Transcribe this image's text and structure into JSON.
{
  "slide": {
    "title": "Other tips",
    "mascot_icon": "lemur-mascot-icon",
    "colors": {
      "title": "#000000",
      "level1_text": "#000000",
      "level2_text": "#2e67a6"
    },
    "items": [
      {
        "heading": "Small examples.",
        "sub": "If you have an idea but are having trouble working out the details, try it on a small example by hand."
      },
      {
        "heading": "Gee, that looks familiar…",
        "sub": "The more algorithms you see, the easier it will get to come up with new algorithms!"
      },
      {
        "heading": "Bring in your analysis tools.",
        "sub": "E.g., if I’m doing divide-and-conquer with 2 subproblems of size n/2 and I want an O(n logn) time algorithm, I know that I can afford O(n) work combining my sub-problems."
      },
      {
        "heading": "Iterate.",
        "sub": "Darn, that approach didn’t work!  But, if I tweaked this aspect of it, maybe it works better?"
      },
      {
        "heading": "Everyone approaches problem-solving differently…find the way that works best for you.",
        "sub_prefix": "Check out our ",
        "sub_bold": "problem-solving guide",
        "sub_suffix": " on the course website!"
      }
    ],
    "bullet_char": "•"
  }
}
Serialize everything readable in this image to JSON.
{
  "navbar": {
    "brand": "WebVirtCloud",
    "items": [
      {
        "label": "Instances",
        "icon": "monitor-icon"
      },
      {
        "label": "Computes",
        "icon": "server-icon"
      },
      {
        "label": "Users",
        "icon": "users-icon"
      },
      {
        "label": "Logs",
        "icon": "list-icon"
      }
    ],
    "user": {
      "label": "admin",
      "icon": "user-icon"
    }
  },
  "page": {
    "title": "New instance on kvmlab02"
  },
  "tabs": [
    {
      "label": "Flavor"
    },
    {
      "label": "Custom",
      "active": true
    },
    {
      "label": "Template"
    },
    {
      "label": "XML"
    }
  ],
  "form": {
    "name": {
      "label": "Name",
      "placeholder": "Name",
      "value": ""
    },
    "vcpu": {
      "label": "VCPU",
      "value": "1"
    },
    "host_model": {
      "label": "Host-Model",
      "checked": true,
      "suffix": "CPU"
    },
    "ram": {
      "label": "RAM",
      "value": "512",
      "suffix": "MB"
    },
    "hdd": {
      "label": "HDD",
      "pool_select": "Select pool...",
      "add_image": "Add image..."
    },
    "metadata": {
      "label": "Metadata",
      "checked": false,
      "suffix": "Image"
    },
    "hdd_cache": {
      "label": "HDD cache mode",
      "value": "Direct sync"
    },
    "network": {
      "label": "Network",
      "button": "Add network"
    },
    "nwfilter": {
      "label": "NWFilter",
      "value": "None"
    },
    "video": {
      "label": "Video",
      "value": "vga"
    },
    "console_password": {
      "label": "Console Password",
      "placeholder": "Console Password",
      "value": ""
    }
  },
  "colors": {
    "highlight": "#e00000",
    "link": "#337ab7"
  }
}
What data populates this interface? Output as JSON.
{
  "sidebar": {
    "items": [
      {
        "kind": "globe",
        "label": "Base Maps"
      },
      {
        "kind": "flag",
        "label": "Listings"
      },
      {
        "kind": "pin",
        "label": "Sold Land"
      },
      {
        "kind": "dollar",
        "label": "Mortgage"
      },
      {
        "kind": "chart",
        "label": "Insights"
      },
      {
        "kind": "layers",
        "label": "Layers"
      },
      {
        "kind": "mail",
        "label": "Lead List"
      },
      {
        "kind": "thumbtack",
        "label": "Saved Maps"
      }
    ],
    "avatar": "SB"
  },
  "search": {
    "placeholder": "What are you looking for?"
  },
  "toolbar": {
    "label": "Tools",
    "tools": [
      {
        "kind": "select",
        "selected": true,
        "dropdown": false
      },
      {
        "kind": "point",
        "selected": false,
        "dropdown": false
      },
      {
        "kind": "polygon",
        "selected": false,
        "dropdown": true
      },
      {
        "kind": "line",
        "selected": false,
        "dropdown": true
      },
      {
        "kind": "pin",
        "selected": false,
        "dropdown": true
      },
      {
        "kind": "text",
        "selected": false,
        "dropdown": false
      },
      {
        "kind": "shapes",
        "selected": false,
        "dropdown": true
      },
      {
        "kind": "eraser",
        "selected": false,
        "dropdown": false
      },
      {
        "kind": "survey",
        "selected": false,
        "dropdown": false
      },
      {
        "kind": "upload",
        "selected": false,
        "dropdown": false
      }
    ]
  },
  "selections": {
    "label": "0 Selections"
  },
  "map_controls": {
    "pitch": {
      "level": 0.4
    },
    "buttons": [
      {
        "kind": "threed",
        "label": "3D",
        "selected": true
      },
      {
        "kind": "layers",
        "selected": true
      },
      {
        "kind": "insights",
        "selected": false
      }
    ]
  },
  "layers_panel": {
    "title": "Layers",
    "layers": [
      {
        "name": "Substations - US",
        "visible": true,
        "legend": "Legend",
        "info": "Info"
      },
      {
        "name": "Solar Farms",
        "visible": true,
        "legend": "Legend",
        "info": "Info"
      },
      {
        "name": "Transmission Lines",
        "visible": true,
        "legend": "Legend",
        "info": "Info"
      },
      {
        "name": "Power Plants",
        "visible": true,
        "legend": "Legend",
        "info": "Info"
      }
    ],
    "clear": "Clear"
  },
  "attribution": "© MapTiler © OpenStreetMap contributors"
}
☆ ☆ ☆ ☆
▶ **Given instruction**: Find "icon". Copy every line it occurs in.

▶ **Answer for this exercise**:
    "mascot_icon": "lemur-mascot-icon",
        "icon": "monitor-icon"
        "icon": "server-icon"
        "icon": "users-icon"
        "icon": "list-icon"
      "icon": "user-icon"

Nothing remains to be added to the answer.